[To be done]
Tally the lines in the listing below that contain "health" and report the tally alone.

Records excerpted from a collection
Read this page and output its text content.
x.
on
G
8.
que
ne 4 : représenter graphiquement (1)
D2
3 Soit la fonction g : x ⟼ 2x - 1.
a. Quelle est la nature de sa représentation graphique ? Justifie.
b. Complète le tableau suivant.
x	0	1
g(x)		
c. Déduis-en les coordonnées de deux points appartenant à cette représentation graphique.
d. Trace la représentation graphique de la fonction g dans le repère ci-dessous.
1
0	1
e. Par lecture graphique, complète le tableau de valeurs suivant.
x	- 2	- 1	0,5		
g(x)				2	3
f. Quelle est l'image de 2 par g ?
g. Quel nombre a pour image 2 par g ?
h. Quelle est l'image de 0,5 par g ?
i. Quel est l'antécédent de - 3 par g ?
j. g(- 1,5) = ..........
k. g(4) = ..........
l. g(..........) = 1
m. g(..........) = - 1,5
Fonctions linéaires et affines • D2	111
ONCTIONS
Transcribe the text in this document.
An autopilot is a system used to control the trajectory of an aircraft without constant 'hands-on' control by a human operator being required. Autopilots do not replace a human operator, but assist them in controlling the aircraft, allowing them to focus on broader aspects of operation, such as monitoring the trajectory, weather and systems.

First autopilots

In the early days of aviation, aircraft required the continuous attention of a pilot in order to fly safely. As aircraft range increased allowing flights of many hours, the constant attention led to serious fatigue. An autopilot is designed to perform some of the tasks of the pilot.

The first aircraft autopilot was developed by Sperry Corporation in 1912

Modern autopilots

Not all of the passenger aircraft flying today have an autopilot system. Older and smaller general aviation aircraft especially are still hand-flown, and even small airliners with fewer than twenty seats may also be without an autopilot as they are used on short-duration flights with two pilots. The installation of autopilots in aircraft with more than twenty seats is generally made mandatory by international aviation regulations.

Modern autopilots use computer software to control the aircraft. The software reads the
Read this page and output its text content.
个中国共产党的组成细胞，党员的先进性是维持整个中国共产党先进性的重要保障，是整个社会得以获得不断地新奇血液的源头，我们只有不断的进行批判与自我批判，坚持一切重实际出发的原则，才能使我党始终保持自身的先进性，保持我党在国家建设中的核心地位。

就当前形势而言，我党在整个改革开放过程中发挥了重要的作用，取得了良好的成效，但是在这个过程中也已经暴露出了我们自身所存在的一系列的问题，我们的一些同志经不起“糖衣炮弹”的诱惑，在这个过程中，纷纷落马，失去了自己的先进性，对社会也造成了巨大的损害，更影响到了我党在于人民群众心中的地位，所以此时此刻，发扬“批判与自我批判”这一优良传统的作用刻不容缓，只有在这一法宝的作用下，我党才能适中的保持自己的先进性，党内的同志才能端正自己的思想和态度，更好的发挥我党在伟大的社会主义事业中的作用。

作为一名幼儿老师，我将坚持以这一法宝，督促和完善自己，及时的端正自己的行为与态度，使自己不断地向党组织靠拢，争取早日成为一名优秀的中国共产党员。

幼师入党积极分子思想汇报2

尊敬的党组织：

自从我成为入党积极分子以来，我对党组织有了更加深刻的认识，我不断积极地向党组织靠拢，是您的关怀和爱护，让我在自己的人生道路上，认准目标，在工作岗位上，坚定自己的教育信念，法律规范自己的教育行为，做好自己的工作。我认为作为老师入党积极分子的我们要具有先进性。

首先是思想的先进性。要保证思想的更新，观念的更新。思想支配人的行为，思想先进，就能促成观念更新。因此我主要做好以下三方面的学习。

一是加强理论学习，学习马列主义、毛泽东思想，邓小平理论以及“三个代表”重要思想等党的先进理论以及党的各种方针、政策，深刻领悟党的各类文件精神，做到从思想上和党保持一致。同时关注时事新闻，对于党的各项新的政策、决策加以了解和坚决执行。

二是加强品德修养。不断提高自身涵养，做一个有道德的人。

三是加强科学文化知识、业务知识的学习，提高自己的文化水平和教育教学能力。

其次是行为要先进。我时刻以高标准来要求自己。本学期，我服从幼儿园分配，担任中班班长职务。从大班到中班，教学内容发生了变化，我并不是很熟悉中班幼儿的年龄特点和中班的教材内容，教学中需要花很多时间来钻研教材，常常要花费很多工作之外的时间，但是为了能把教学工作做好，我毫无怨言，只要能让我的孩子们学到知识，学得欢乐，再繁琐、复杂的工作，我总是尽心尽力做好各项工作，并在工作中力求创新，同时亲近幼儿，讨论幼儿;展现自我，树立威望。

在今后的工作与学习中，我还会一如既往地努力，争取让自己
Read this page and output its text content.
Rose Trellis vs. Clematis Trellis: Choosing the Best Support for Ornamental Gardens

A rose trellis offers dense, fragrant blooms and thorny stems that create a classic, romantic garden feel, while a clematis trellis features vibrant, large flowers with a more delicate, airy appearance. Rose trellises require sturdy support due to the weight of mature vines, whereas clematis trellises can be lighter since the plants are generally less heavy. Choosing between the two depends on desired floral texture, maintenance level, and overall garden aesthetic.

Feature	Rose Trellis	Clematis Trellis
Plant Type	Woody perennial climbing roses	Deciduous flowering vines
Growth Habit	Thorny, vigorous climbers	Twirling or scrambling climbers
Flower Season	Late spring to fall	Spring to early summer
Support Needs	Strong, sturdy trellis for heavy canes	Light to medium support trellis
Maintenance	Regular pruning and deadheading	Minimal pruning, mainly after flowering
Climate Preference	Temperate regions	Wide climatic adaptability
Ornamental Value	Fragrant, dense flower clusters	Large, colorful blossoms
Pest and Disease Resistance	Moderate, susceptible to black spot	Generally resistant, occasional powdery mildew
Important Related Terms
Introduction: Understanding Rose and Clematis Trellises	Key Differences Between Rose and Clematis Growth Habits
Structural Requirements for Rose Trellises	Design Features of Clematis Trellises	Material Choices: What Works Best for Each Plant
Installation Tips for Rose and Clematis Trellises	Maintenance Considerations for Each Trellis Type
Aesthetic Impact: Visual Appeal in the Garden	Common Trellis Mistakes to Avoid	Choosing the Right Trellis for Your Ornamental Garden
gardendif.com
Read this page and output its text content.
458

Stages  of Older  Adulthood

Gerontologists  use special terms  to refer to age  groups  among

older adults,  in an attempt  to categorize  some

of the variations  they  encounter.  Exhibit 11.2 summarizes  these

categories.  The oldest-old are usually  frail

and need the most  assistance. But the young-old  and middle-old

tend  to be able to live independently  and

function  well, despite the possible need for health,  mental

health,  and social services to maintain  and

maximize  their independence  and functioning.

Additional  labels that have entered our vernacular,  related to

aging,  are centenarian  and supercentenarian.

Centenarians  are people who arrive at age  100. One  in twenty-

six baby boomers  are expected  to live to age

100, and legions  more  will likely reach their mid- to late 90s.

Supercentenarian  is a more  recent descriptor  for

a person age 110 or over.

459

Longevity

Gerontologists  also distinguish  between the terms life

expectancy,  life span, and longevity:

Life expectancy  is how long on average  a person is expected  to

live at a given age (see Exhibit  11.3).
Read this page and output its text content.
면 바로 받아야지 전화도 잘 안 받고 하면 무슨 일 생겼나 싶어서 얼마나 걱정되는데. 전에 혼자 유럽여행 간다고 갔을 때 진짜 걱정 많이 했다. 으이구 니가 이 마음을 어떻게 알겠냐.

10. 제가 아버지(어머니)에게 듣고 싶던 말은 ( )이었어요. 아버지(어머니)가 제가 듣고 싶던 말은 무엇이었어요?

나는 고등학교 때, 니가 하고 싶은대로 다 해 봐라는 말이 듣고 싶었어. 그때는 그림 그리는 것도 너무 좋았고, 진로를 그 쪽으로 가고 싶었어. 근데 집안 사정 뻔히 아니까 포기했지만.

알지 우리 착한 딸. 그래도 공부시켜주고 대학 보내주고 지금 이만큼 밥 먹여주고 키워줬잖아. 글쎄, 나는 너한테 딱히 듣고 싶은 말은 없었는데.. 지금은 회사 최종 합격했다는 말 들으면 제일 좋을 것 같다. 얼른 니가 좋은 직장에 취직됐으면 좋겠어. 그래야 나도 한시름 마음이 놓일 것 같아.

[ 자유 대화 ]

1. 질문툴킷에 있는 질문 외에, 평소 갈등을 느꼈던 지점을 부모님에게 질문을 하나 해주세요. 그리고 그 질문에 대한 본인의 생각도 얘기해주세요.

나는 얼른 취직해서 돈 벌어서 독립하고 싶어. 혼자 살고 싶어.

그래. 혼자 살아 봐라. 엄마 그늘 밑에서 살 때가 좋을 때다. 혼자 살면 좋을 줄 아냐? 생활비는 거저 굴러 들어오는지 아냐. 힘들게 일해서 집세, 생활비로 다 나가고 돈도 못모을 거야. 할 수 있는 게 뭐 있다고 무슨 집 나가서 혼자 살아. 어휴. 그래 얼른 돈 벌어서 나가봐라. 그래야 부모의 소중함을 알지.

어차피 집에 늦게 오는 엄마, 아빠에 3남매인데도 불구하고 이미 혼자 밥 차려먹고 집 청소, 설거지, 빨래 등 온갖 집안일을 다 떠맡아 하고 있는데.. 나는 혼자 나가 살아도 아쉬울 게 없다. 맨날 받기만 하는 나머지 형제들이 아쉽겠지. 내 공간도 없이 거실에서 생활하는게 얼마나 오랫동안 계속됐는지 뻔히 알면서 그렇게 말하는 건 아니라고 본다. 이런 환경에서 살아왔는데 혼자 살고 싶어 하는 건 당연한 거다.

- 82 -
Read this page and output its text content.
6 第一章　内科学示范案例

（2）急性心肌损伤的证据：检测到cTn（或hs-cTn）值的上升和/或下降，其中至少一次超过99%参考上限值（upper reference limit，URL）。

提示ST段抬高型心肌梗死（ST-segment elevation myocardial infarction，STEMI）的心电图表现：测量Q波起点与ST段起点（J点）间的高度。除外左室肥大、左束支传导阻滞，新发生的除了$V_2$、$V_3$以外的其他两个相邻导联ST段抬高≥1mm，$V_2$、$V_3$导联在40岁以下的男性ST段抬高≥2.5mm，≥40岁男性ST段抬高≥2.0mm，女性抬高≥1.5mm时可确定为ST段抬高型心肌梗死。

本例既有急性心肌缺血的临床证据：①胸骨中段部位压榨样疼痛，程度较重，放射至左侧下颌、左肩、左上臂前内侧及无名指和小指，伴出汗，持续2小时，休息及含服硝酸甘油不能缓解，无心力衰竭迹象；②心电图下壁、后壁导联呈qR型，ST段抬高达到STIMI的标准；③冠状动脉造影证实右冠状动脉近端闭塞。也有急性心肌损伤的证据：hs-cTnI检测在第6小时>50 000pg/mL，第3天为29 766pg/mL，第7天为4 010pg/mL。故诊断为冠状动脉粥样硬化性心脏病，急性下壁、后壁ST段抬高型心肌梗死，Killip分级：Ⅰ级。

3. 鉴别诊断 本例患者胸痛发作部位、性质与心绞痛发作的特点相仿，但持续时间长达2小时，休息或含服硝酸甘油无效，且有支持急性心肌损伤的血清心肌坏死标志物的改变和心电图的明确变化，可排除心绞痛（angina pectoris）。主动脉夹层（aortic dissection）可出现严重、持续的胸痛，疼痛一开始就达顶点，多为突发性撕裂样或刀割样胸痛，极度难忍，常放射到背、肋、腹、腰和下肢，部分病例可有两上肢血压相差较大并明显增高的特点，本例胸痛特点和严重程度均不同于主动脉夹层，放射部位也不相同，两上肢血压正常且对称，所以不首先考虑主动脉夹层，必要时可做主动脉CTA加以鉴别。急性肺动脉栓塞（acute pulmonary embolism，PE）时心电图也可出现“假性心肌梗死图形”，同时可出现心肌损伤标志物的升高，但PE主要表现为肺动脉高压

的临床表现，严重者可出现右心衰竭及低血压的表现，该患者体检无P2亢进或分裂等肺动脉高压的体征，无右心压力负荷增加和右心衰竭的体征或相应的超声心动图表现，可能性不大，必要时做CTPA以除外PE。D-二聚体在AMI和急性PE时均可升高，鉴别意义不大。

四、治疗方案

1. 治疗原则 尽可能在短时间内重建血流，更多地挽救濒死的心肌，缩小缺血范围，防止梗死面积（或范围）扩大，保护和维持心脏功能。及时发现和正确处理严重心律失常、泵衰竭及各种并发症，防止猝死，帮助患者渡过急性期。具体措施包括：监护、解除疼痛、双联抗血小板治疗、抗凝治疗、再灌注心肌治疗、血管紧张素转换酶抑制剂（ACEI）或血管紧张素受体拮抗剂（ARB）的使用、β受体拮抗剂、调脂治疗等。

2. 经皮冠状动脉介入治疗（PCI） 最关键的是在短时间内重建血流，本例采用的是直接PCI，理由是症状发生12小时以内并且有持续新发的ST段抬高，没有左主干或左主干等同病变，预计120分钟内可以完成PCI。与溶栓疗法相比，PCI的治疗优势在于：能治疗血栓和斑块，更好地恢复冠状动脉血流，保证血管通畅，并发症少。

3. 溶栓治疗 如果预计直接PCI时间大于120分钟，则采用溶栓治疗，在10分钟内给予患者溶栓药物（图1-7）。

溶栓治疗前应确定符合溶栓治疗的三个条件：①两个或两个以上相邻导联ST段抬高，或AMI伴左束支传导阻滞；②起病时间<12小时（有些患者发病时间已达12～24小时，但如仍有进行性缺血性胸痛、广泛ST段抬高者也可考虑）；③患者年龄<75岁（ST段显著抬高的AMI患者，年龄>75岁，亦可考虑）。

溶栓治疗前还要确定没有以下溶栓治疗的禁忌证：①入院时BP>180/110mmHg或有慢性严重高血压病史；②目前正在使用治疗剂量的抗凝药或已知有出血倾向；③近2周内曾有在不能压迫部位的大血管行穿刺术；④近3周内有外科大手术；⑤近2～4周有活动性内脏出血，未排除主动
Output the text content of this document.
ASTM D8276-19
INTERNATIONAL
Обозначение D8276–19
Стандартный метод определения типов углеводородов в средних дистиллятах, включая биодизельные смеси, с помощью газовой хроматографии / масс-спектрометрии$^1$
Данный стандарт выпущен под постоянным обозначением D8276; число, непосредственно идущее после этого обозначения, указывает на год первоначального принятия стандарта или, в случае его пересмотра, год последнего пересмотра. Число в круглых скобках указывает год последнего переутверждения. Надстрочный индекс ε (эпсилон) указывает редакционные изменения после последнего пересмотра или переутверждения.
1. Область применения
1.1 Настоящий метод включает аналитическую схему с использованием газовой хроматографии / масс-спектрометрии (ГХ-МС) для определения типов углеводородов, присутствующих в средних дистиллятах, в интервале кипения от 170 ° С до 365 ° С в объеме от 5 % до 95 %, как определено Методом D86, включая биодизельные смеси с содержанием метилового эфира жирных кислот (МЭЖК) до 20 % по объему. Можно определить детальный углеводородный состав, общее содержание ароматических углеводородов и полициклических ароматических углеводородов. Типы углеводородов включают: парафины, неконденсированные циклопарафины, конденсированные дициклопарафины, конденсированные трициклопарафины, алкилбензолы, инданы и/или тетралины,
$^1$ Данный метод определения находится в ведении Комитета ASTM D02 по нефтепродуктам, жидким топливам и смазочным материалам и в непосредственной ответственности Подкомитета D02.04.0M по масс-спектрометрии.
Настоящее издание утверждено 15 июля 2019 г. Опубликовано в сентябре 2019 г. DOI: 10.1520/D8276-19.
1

[Output below]
2